Chart and figure data
|---|

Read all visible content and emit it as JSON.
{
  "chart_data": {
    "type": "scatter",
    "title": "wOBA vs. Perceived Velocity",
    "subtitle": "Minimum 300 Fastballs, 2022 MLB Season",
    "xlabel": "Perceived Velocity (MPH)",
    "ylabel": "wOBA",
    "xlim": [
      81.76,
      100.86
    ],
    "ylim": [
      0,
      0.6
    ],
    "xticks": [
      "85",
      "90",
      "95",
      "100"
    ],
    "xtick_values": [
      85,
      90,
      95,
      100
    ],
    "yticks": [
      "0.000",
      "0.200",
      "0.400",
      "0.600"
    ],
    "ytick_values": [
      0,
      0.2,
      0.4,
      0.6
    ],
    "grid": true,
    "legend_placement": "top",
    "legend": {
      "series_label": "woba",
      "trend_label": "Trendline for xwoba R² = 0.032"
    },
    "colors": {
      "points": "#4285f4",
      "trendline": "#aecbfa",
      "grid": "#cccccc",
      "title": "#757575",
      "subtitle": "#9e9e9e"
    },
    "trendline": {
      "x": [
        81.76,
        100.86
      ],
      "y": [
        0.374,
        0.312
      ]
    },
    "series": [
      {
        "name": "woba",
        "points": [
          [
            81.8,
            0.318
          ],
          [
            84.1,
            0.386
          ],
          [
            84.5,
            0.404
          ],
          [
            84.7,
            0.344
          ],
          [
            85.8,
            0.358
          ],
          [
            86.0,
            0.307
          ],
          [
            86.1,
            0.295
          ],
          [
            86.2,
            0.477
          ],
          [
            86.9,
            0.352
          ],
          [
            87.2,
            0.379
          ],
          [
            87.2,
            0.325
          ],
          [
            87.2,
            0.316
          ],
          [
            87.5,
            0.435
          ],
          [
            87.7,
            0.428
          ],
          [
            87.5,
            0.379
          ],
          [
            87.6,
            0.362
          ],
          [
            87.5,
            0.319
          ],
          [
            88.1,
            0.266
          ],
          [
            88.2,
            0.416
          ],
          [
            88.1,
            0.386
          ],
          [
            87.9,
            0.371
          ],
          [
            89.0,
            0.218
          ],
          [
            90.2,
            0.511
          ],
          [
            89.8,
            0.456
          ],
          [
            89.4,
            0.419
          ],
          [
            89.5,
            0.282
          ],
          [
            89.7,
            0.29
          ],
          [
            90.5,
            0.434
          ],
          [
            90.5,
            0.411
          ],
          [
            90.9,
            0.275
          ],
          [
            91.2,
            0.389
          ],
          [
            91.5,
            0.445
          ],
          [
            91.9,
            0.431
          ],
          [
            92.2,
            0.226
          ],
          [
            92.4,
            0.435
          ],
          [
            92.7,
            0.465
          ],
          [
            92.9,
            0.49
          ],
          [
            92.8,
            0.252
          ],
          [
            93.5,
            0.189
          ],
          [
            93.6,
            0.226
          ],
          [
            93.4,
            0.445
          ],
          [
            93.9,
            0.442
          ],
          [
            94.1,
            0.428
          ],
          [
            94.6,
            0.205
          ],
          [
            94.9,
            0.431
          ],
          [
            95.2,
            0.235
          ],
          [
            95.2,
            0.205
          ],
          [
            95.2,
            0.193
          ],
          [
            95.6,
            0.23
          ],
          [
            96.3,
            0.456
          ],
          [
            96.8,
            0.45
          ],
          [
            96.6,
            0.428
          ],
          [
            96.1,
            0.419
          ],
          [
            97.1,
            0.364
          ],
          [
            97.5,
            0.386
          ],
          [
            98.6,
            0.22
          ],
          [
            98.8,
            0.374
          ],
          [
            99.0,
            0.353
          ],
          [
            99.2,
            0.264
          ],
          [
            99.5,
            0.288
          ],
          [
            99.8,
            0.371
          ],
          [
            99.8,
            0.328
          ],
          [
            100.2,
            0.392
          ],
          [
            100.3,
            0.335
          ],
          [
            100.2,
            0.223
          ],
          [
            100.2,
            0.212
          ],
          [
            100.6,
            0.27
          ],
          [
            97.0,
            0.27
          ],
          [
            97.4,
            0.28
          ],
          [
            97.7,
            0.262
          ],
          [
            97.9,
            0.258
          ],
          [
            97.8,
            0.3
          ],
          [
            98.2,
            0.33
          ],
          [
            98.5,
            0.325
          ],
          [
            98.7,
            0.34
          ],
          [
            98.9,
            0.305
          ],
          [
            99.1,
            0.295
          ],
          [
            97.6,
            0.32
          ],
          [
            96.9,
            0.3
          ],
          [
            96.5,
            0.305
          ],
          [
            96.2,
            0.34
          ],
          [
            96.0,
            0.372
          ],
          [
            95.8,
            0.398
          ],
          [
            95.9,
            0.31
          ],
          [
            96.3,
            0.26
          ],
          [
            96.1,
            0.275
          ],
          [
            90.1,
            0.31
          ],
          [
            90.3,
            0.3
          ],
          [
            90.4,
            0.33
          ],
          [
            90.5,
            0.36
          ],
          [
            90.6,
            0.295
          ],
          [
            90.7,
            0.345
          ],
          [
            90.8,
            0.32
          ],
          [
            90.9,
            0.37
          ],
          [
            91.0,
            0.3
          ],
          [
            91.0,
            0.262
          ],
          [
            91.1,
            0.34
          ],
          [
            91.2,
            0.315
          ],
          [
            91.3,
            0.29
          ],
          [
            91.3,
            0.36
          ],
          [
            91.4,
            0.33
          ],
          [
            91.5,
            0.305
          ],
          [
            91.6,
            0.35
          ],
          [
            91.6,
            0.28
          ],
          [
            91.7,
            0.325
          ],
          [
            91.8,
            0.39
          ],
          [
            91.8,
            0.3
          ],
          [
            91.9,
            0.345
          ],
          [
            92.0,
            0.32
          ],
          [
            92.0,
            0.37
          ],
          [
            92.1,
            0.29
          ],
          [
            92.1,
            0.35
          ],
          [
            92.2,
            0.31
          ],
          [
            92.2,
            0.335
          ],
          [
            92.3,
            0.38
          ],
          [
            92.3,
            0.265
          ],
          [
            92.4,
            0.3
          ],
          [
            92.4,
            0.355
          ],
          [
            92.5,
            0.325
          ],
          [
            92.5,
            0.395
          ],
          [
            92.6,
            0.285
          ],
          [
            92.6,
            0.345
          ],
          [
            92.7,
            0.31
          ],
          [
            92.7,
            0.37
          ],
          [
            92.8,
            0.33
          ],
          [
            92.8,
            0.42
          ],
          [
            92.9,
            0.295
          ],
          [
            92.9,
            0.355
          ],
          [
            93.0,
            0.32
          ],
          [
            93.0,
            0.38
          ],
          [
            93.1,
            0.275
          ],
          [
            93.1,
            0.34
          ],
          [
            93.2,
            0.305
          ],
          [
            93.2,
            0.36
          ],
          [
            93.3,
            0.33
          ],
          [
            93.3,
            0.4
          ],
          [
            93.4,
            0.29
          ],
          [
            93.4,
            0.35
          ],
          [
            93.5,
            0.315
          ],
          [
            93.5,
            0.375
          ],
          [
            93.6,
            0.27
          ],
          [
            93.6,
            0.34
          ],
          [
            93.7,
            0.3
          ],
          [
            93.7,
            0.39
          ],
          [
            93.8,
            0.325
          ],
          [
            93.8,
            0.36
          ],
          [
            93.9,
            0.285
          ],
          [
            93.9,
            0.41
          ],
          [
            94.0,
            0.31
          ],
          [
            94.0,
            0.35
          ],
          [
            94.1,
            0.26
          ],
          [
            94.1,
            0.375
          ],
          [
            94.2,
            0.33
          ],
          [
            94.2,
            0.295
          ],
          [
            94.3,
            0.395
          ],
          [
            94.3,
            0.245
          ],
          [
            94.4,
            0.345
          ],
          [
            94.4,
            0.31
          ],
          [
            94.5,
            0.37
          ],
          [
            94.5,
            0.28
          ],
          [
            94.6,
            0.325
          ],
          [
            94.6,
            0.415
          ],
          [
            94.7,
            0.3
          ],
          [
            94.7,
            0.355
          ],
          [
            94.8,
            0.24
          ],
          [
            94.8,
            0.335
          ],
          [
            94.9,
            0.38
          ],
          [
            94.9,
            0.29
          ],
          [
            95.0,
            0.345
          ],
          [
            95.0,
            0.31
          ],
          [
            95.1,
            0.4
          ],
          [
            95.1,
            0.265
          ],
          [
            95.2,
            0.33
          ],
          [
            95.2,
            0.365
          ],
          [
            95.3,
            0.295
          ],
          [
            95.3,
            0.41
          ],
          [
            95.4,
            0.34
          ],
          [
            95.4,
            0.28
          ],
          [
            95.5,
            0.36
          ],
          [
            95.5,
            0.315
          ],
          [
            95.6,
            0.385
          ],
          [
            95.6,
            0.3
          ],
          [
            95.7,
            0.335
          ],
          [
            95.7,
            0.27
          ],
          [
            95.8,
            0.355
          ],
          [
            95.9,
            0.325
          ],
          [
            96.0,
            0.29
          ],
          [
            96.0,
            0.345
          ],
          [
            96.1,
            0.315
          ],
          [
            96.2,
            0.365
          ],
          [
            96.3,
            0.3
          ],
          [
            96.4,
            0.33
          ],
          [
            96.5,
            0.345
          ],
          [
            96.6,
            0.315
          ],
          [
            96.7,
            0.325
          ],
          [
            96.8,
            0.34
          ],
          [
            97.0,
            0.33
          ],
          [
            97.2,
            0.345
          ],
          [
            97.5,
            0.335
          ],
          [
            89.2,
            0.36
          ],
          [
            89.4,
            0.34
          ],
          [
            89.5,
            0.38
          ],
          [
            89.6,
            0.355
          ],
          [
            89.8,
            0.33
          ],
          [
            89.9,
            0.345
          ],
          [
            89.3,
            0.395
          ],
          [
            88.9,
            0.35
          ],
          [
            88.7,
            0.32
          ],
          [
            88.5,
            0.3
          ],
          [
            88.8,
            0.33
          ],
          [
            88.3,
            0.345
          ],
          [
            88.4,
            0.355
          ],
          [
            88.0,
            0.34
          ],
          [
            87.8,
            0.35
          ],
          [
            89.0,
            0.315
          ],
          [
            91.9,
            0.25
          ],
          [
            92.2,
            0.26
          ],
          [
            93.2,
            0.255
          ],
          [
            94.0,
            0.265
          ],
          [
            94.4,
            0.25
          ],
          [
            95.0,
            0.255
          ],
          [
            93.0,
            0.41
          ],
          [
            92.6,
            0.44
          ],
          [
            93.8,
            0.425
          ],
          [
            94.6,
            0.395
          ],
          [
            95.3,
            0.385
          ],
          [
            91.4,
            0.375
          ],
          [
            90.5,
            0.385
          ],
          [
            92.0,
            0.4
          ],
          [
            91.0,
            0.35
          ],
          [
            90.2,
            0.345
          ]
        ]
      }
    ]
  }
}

|---|

▸ What the task asks
For the data above, state how many lines contain "Perceived"; the number is the whole answer.

▸ Task response
2